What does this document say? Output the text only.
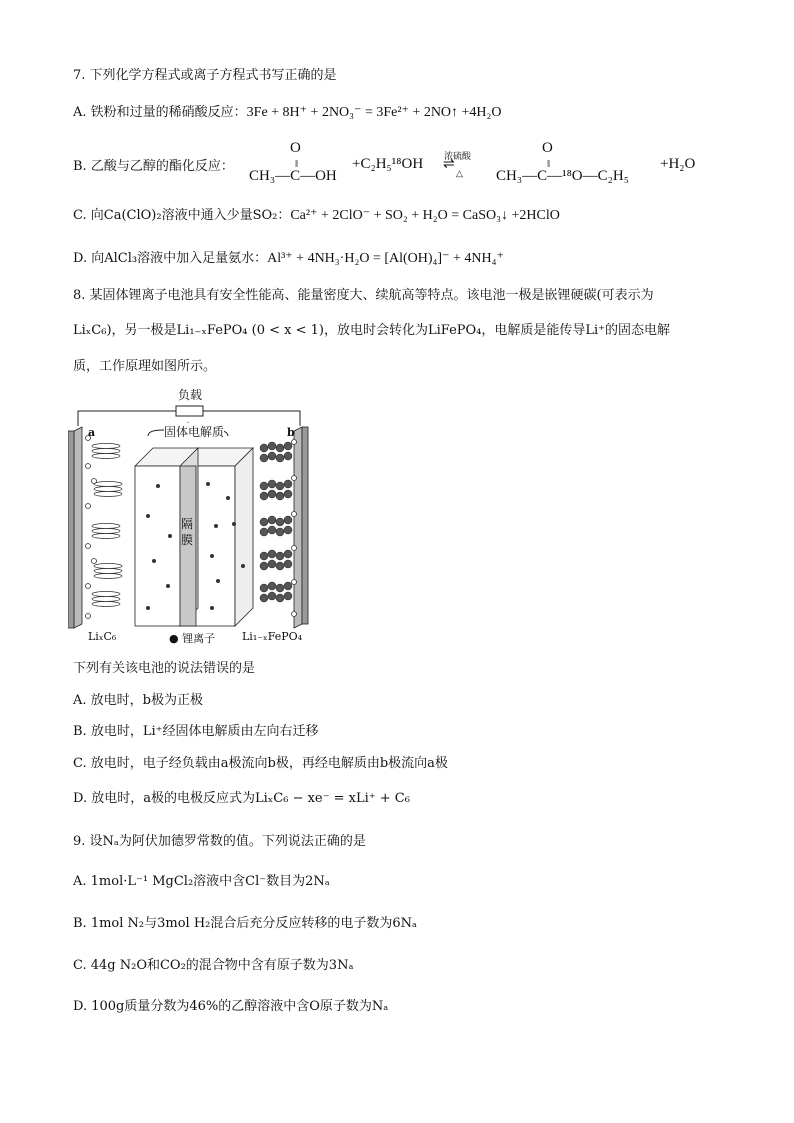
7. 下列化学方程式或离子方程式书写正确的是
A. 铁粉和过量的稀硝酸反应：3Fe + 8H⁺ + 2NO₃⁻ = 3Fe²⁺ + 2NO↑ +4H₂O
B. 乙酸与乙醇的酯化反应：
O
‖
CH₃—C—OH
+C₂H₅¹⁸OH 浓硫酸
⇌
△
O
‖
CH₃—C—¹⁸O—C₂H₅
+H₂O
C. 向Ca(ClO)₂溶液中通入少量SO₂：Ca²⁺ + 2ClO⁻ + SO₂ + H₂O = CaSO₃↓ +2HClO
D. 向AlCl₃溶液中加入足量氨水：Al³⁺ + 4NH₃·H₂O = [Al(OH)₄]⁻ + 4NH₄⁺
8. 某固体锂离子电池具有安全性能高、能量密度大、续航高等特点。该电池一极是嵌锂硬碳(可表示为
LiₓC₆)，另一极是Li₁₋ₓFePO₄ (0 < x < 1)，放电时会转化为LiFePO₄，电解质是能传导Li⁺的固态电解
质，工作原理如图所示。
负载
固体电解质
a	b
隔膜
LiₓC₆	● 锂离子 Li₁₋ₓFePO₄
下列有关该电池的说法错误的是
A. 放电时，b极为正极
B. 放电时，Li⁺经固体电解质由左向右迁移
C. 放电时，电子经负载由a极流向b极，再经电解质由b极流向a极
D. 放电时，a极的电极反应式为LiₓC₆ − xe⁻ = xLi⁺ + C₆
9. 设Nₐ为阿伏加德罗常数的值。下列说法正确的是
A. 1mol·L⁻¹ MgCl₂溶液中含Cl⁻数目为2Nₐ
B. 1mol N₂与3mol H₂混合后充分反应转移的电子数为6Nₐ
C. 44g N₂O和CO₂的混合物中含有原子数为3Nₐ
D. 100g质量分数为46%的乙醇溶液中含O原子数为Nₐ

→ Exercise requirements:
Work out how many lines of the material above contain the word "ₓFePO₄", then give only that figure.

→ Reply:
2